Aim
Transcribe the material below exactly as it appears.

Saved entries
== == ==
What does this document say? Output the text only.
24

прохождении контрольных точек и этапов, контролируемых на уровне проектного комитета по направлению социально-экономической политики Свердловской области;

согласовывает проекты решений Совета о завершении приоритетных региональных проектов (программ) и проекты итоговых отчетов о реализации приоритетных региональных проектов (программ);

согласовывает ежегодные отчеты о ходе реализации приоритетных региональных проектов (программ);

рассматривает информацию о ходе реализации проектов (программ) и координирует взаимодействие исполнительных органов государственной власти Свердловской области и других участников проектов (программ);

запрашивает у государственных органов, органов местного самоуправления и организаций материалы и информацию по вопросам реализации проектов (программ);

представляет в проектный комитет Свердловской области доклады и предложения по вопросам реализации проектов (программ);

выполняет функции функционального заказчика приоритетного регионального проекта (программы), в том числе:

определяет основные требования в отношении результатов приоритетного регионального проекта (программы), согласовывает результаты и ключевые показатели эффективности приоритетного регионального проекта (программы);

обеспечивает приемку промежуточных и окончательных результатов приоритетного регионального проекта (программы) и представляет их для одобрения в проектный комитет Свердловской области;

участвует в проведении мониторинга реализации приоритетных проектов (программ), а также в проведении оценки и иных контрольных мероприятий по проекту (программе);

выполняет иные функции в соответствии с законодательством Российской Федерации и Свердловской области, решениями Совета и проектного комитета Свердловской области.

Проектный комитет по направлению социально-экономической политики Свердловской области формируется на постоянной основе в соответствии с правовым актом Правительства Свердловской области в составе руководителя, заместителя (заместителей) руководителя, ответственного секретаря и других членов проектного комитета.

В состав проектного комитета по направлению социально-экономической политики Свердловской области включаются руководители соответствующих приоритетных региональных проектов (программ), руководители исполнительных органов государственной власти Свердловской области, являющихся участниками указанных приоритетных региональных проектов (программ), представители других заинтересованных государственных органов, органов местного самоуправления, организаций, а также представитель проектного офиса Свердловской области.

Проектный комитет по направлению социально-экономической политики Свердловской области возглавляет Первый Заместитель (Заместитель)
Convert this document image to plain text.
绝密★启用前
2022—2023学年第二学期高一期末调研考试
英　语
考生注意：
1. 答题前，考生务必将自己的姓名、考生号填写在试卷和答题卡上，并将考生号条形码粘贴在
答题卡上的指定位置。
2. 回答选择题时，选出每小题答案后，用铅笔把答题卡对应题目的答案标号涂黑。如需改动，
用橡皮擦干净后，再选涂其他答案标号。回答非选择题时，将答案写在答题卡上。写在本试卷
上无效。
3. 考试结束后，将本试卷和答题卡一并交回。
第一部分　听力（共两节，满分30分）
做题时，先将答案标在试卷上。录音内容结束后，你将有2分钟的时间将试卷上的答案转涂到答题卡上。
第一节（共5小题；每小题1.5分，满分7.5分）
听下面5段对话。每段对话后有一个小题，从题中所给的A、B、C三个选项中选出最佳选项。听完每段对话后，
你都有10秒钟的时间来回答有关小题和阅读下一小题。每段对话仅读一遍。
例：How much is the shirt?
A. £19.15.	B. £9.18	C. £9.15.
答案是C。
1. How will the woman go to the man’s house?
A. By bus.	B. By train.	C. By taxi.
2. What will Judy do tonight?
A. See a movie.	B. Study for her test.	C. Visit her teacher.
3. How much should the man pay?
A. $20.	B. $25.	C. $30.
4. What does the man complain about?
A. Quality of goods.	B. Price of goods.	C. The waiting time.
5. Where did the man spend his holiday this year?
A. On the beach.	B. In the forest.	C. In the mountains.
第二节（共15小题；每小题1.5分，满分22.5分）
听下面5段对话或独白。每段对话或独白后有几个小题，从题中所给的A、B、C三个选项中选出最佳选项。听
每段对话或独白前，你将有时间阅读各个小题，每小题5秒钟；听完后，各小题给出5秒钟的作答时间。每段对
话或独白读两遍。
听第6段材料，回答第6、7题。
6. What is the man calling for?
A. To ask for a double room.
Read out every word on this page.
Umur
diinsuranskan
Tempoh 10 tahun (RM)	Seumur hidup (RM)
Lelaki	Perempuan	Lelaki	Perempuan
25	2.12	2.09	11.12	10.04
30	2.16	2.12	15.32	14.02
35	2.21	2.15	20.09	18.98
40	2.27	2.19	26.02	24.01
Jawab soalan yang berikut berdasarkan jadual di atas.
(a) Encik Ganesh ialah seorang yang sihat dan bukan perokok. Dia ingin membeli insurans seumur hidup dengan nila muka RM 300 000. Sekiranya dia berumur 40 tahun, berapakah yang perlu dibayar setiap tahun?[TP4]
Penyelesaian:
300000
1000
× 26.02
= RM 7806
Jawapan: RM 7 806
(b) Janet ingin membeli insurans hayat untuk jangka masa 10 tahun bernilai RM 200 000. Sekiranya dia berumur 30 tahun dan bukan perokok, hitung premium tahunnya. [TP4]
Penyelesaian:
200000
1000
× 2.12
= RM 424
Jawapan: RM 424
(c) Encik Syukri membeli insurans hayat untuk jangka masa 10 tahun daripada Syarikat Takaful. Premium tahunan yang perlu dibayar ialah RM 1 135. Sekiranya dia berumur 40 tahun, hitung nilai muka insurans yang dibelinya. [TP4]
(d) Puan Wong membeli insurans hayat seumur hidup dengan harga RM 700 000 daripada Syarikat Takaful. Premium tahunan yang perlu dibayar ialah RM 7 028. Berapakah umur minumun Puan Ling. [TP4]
== == ==
Response
What does this document say? Output the text only.
24

прохождении контрольных точек и этапов, контролируемых на уровне проектного комитета по направлению социально-экономической политики Свердловской области;

согласовывает проекты решений Совета о завершении приоритетных региональных проектов (программ) и проекты итоговых отчетов о реализации приоритетных региональных проектов (программ);

согласовывает ежегодные отчеты о ходе реализации приоритетных региональных проектов (программ);

рассматривает информацию о ходе реализации проектов (программ) и координирует взаимодействие исполнительных органов государственной власти Свердловской области и других участников проектов (программ);

запрашивает у государственных органов, органов местного самоуправления и организаций материалы и информацию по вопросам реализации проектов (программ);

представляет в проектный комитет Свердловской области доклады и предложения по вопросам реализации проектов (программ);

выполняет функции функционального заказчика приоритетного регионального проекта (программы), в том числе:

определяет основные требования в отношении результатов приоритетного регионального проекта (программы), согласовывает результаты и ключевые показатели эффективности приоритетного регионального проекта (программы);

обеспечивает приемку промежуточных и окончательных результатов приоритетного регионального проекта (программы) и представляет их для одобрения в проектный комитет Свердловской области;

участвует в проведении мониторинга реализации приоритетных проектов (программ), а также в проведении оценки и иных контрольных мероприятий по проекту (программе);

выполняет иные функции в соответствии с законодательством Российской Федерации и Свердловской области, решениями Совета и проектного комитета Свердловской области.

Проектный комитет по направлению социально-экономической политики Свердловской области формируется на постоянной основе в соответствии с правовым актом Правительства Свердловской области в составе руководителя, заместителя (заместителей) руководителя, ответственного секретаря и других членов проектного комитета.

В состав проектного комитета по направлению социально-экономической политики Свердловской области включаются руководители соответствующих приоритетных региональных проектов (программ), руководители исполнительных органов государственной власти Свердловской области, являющихся участниками указанных приоритетных региональных проектов (программ), представители других заинтересованных государственных органов, органов местного самоуправления, организаций, а также представитель проектного офиса Свердловской области.

Проектный комитет по направлению социально-экономической политики Свердловской области возглавляет Первый Заместитель (Заместитель)
Convert this document image to plain text.
绝密★启用前
2022—2023学年第二学期高一期末调研考试
英　语
考生注意：
1. 答题前，考生务必将自己的姓名、考生号填写在试卷和答题卡上，并将考生号条形码粘贴在
答题卡上的指定位置。
2. 回答选择题时，选出每小题答案后，用铅笔把答题卡对应题目的答案标号涂黑。如需改动，
用橡皮擦干净后，再选涂其他答案标号。回答非选择题时，将答案写在答题卡上。写在本试卷
上无效。
3. 考试结束后，将本试卷和答题卡一并交回。
第一部分　听力（共两节，满分30分）
做题时，先将答案标在试卷上。录音内容结束后，你将有2分钟的时间将试卷上的答案转涂到答题卡上。
第一节（共5小题；每小题1.5分，满分7.5分）
听下面5段对话。每段对话后有一个小题，从题中所给的A、B、C三个选项中选出最佳选项。听完每段对话后，
你都有10秒钟的时间来回答有关小题和阅读下一小题。每段对话仅读一遍。
例：How much is the shirt?
A. £19.15.	B. £9.18	C. £9.15.
答案是C。
1. How will the woman go to the man’s house?
A. By bus.	B. By train.	C. By taxi.
2. What will Judy do tonight?
A. See a movie.	B. Study for her test.	C. Visit her teacher.
3. How much should the man pay?
A. $20.	B. $25.	C. $30.
4. What does the man complain about?
A. Quality of goods.	B. Price of goods.	C. The waiting time.
5. Where did the man spend his holiday this year?
A. On the beach.	B. In the forest.	C. In the mountains.
第二节（共15小题；每小题1.5分，满分22.5分）
听下面5段对话或独白。每段对话或独白后有几个小题，从题中所给的A、B、C三个选项中选出最佳选项。听
每段对话或独白前，你将有时间阅读各个小题，每小题5秒钟；听完后，各小题给出5秒钟的作答时间。每段对
话或独白读两遍。
听第6段材料，回答第6、7题。
6. What is the man calling for?
A. To ask for a double room.
Read out every word on this page.
Umur
diinsuranskan
Tempoh 10 tahun (RM)	Seumur hidup (RM)
Lelaki	Perempuan	Lelaki	Perempuan
25	2.12	2.09	11.12	10.04
30	2.16	2.12	15.32	14.02
35	2.21	2.15	20.09	18.98
40	2.27	2.19	26.02	24.01
Jawab soalan yang berikut berdasarkan jadual di atas.
(a) Encik Ganesh ialah seorang yang sihat dan bukan perokok. Dia ingin membeli insurans seumur hidup dengan nila muka RM 300 000. Sekiranya dia berumur 40 tahun, berapakah yang perlu dibayar setiap tahun?[TP4]
Penyelesaian:
300000
1000
× 26.02
= RM 7806
Jawapan: RM 7 806
(b) Janet ingin membeli insurans hayat untuk jangka masa 10 tahun bernilai RM 200 000. Sekiranya dia berumur 30 tahun dan bukan perokok, hitung premium tahunnya. [TP4]
Penyelesaian:
200000
1000
× 2.12
= RM 424
Jawapan: RM 424
(c) Encik Syukri membeli insurans hayat untuk jangka masa 10 tahun daripada Syarikat Takaful. Premium tahunan yang perlu dibayar ialah RM 1 135. Sekiranya dia berumur 40 tahun, hitung nilai muka insurans yang dibelinya. [TP4]
(d) Puan Wong membeli insurans hayat seumur hidup dengan harga RM 700 000 daripada Syarikat Takaful. Premium tahunan yang perlu dibayar ialah RM 7 028. Berapakah umur minumun Puan Ling. [TP4]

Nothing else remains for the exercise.